--- ZU PRÜFENDER TEXT ---

Ich weiß, das hat zu tun mit dem Verbot von Werbung, von offener und von heimlicher. Daran halten sich alle, hoffe ich. Nur ab und an lassen sich Produktionen bei besonders aufwändigen Projekten von Firmen aushelfen. Dann steht oben links oder oben rechts im Bildschirm, dass die Sendung Produktplatzierungen enthält, was etwa bedeutet, dass die Traumschiff-Produktion die Kabinen zu sehr günstigen Konditionen buchen kann oder dass Kommissare Fahrzeuge einer bestimmten Marke gestellt bekommen. Das ist dann keine Schleichwerbung, weil es ja gekennzeichnet ist. So etwas kann sich für die Zurverfügungsteller lohnen, weil ein Produkt ja besonders hervorsticht in einer ansonsten markenfreien Welt.

Markenfrei ist die Fernsehwelt. Klinisch markenfrei. Also weitgehend. Auf besondere Art spiegelt das deutsche Fernsehen, das so viel auf sich hält, wenn es darum geht, Realität, abzubilden, eine Realität, die keine ist. Meine oben beschriebene Frühstückswelt kommt darin ebenso wenig vor wie mein Arbeitsplatz. Dächte man das so genannte Werbeverbot im Fernsehen konsequent zu Ende, dürften auch öffentlich-rechtliche Einrichtungen keine Marken mehr benutzen. Keine Siemens-Telefone mehr in Ämtern. Oder wenn, dann mit abgeklebten Markennamen.

---

AUFGABEN:
A – Was wird laut dem Text über Produktplatzierung im Fernsehen oben links oder oben rechts im Bildschirm angezeigt?
B – Gib aus dem Text über Produktplatzierung im Fernsehen die Stelle von „Markenfrei ist die“ bis einschließlich „mit abgeklebten Markennamen.“ wortgetreu aus.
C – Führe bitte den Text über Produktplatzierung im Fernsehen im Anschluss an seinen letzten Satz weiter.
Das Material steht in keinem Zusammenhang mit dem Text über Produktplatzierung im Fernsehen.

--- VORLIEGENDES MATERIAL ---

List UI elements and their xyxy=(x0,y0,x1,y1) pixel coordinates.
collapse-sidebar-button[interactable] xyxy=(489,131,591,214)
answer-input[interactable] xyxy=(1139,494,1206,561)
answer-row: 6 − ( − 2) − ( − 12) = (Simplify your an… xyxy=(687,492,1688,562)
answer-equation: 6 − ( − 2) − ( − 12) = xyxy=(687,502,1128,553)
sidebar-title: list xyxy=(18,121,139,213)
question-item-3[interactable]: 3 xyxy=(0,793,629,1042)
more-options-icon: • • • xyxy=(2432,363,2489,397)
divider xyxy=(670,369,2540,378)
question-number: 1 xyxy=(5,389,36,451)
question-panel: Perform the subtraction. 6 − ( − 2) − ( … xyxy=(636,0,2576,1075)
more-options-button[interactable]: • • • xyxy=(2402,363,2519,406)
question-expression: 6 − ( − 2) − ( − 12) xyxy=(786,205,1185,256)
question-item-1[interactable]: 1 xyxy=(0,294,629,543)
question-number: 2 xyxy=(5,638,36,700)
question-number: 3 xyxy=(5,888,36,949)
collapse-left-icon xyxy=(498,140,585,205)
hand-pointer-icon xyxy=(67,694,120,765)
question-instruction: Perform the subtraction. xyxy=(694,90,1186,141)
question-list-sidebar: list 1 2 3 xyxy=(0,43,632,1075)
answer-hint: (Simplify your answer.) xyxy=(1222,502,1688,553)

---

LÖSUNGEN:
A – Dass die Sendung Produktplatzierungen enthält.

B –
Markenfrei ist die Fernsehwelt. Klinisch markenfrei. Also weitgehend. Auf besondere Art spiegelt das deutsche Fernsehen, das so viel auf sich hält, wenn es darum geht, Realität, abzubilden, eine Realität, die keine ist. Meine oben beschriebene Frühstückswelt kommt darin ebenso wenig vor wie mein Arbeitsplatz. Dächte man das so genannte Werbeverbot im Fernsehen konsequent zu Ende, dürften auch öffentlich-rechtliche Einrichtungen keine Marken mehr benutzen. Keine Siemens-Telefone mehr in Ämtern. Oder wenn, dann mit abgeklebten Markennamen.

C –
Ich weiß, dass die entsprechenden Gesetze Missbrauch verhindern sollen. Niemand soll sich für teuer Geld in Serien einkaufen können und sich damit einen Vorteil gegenüber Wettbewerbern verschaffen, außer es passiert in so genannten Dauerwerbesendungen wie sie Stefan Raab ab und an veranstaltet. Da sind dann gleich so viele Logos von Sponsoren versammelt, dass es einem erst ganz schwummrig wird, bevor dann die vielen bunten Logos zu einer uniformen Fläche verschwimmen, was sehr schön zeigt, dass der Vorteil des einzelnen Wettbewerbers schwindet, wenn alle dasselbe tun.

Nun möchte ich gar nichts gegen die bestehenden Werbebeschränkungen sagen, schon gar nichts gegen das Schleichwerbeverbot. Das ist feste Übung im deutschen Mediengeschäft, und wenn dann doch mal ein Applecomputer auftauchen muss, dann trägt er halt, Witzwitz, ein angebissenes Birnchen auf dem Cover, was letztlich fast schon wieder Werbung für Apple ist, halt nur über Bande. Wir haben uns eben daran gewöhnt, reglementiert zu werden.

Jede Gewöhnung sollte indes ab und an einer Überprüfung unterzogen werden. Ich werfe deshalb mal die Frage in den Raum, was wohl passierte, wenn es keinerlei Beschränkungen gäbe, wenn jede Produktion machen dürfte, was sie für richtig hielte. Solange jemand die Sache mit den Produkten nicht ausufern ließe, dürfte er die Welt zeigen wie sie ist. Mit all den Marken, die den Alltag prägen.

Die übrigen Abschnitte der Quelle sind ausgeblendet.